■ Selected passage
◇ ◇ ◇ ◇ ◇

- Born: 1835 Wales
- Died: Unknown Massachusetts, US
- Place of burial: Sailors Home Cemetery, Wollaston, Massachusetts
- Allegiance: United States of America Union
- Branch: United States Navy Union Navy
- Service years: 1864–1865
- Rank: Captain of the Forecastle
- Unit: USS Santiago de Cuba
- Conflicts: American Civil War • Second Battle of Fort Fisher
- Awards: Medal of Honor

= John Griffiths (Medal of Honor) =

John Griffiths (born 1835) was a sailor in the U.S. Navy during the American Civil War. He received the Medal of Honor for his actions during the Second Battle of Fort Fisher on January 15, 1865.

==Military service==
Emigrating from his native Wales, Griffiths volunteered for service in the Union Army 8 April 1864 as a private in the 20th Massachusetts Infantry. He enlisted from Barnstable. On May 17, 1864, Griffiths was transferred to the U.S. Navy as a seaman and was assigned via the receiving ship USS Ohio to the Union brig . His enlistment is credited to the state of Massachusetts.

◇ ◇ ◇ ◇ ◇

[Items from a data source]

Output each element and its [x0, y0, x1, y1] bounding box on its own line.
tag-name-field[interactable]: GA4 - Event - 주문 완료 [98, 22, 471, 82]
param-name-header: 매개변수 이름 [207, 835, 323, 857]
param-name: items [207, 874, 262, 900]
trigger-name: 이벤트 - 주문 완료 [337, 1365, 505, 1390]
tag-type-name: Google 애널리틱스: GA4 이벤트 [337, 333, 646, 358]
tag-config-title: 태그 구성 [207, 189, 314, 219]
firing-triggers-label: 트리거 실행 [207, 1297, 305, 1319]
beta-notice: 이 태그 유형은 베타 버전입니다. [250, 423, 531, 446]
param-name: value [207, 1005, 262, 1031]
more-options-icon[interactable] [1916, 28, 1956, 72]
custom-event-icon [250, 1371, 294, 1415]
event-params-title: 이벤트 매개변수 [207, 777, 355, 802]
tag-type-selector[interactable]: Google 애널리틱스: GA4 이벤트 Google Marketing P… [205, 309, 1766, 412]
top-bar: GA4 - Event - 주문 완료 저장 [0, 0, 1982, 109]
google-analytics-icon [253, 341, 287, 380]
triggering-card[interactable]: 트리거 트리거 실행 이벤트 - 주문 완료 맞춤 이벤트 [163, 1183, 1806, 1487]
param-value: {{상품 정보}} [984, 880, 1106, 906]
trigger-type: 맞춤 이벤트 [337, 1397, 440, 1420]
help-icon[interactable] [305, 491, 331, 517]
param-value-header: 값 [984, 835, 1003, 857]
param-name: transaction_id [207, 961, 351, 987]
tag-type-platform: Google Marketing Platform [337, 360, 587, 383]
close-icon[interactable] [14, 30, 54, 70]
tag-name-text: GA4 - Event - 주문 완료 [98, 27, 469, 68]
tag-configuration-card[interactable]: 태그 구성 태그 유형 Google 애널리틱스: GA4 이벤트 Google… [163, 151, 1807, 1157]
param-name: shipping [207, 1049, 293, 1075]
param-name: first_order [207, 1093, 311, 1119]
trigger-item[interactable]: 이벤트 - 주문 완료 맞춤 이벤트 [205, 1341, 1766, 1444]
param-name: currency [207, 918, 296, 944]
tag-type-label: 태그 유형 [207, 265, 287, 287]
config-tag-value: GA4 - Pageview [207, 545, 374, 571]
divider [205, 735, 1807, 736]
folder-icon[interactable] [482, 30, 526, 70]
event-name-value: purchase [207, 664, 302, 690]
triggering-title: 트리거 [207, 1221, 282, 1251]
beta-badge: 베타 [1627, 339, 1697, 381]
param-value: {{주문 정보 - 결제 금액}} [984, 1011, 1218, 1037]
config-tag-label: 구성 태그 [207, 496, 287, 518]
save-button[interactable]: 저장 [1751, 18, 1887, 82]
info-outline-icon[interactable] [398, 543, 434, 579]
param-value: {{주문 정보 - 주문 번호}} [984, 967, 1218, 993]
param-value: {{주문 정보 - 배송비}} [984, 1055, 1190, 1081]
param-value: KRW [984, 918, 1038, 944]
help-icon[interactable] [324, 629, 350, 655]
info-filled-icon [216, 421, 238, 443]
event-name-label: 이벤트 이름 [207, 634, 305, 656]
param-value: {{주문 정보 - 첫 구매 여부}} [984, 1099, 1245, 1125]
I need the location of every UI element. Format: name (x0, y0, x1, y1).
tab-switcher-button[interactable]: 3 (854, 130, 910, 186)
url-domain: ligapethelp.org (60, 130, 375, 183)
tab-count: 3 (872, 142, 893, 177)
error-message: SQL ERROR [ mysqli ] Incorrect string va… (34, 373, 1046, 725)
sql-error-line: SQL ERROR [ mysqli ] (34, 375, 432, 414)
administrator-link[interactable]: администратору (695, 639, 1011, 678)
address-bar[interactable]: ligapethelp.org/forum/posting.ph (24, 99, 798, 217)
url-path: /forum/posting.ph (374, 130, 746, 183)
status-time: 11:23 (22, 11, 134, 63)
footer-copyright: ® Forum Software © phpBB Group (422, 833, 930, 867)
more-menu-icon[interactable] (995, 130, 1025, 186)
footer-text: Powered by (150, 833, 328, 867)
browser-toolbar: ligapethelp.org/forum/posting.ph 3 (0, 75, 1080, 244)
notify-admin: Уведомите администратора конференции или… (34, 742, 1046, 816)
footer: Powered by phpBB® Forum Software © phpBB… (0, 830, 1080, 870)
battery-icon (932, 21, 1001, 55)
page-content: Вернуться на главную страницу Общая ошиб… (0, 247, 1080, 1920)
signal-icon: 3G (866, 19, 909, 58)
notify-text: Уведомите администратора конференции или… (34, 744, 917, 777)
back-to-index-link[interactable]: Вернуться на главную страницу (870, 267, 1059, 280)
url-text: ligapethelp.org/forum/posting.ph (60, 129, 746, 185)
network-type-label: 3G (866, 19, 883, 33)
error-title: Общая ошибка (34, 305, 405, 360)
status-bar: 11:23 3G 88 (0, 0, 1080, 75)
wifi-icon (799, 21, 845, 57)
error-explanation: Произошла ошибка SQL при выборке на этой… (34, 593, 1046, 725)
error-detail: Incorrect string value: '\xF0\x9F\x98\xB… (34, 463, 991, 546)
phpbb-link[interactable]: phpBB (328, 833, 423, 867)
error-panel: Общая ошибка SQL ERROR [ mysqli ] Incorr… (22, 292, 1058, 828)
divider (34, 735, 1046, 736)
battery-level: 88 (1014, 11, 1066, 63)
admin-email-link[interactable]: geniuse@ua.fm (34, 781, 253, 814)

◇ ◇ ◇ ◇ ◇

■ Exercises to complete
• 1. Answer these questions about the biography of John Griffiths:
(a) Where is he buried?
(b) Which unit did he join as a private in 1864?
(c) On what date was he transferred to the U.S. Navy?
• 2. Take the listing from its first line through the line containing "firing-triggers-label: 트리거 실행" and switch "bounding box" to "enclosing box". Return only those lines, leaving everything else unchanged.
The biography of John Griffiths has no connection to the listing.

■ Answers by task
• 1.
(a) Sailors Home Cemetery, Wollaston, Massachusetts
(b) The 20th Massachusetts Infantry
(c) May 17, 1864

• 2.
Output each element and its [x0, y0, x1, y1] enclosing box on its own line.
tag-name-field[interactable]: GA4 - Event - 주문 완료 [98, 22, 471, 82]
param-name-header: 매개변수 이름 [207, 835, 323, 857]
param-name: items [207, 874, 262, 900]
trigger-name: 이벤트 - 주문 완료 [337, 1365, 505, 1390]
tag-type-name: Google 애널리틱스: GA4 이벤트 [337, 333, 646, 358]
tag-config-title: 태그 구성 [207, 189, 314, 219]
firing-triggers-label: 트리거 실행 [207, 1297, 305, 1319]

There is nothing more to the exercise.